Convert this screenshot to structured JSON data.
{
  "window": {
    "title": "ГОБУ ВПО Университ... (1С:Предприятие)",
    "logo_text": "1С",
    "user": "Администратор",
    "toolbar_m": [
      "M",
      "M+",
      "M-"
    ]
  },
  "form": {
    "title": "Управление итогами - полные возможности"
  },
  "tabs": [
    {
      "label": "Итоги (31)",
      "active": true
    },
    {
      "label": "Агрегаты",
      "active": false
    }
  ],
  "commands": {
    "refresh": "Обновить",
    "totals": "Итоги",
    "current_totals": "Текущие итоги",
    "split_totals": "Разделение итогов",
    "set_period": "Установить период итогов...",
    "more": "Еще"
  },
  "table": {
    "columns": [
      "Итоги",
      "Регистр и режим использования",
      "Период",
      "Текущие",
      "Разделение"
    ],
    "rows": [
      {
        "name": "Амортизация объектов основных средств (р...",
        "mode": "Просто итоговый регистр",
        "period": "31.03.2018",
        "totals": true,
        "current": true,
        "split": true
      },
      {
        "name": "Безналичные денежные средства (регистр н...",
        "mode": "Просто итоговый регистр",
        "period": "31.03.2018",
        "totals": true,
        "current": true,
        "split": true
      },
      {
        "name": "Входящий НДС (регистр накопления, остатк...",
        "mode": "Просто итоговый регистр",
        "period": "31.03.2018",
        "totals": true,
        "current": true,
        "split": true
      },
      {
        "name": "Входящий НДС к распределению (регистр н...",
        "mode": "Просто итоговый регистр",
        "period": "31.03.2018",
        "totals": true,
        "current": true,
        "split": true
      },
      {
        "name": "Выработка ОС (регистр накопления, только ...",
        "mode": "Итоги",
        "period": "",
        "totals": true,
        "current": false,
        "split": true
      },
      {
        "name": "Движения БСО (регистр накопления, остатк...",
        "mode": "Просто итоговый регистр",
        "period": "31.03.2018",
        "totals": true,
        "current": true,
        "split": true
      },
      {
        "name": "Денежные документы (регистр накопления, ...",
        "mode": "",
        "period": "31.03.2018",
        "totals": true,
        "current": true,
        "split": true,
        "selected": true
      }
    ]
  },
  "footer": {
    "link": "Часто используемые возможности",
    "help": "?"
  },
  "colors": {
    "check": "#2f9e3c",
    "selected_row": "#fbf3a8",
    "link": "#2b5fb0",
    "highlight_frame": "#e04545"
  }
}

════════

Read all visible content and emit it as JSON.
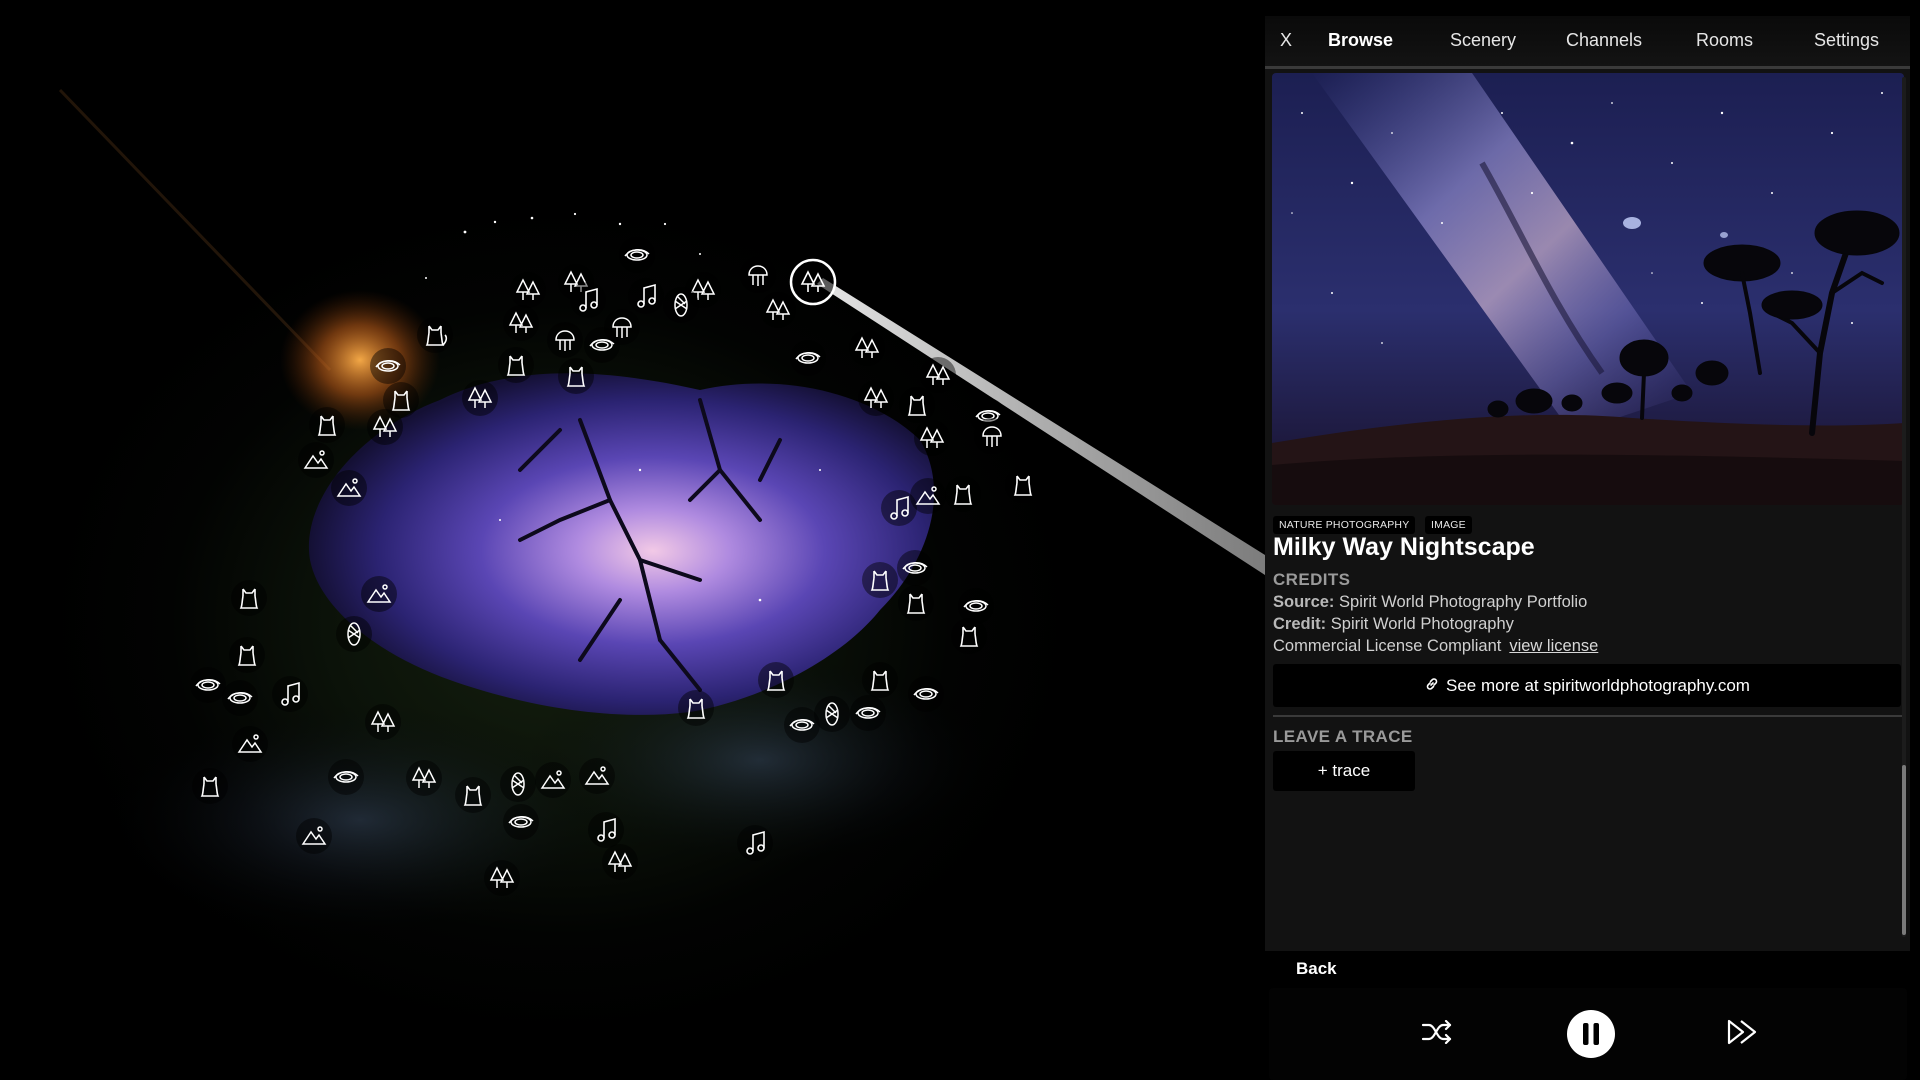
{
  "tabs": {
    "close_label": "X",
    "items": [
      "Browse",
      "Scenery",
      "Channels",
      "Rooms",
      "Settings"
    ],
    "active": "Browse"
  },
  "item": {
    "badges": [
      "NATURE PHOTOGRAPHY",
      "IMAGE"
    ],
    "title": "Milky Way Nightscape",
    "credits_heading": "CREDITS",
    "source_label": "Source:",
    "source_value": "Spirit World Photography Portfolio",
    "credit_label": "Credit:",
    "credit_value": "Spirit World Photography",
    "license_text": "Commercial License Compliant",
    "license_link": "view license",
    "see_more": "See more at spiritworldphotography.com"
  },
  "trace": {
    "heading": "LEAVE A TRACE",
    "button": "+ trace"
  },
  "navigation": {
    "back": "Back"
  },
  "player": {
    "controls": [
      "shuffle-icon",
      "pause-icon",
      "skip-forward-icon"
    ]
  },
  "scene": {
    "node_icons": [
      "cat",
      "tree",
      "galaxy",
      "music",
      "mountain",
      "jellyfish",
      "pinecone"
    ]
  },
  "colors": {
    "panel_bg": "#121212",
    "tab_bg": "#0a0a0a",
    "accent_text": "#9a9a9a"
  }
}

════════

Exercise:
From the entries above, select each line containing the string "active".

Reply to the task:
      "active": true
      "active": false
    "active": "Browse"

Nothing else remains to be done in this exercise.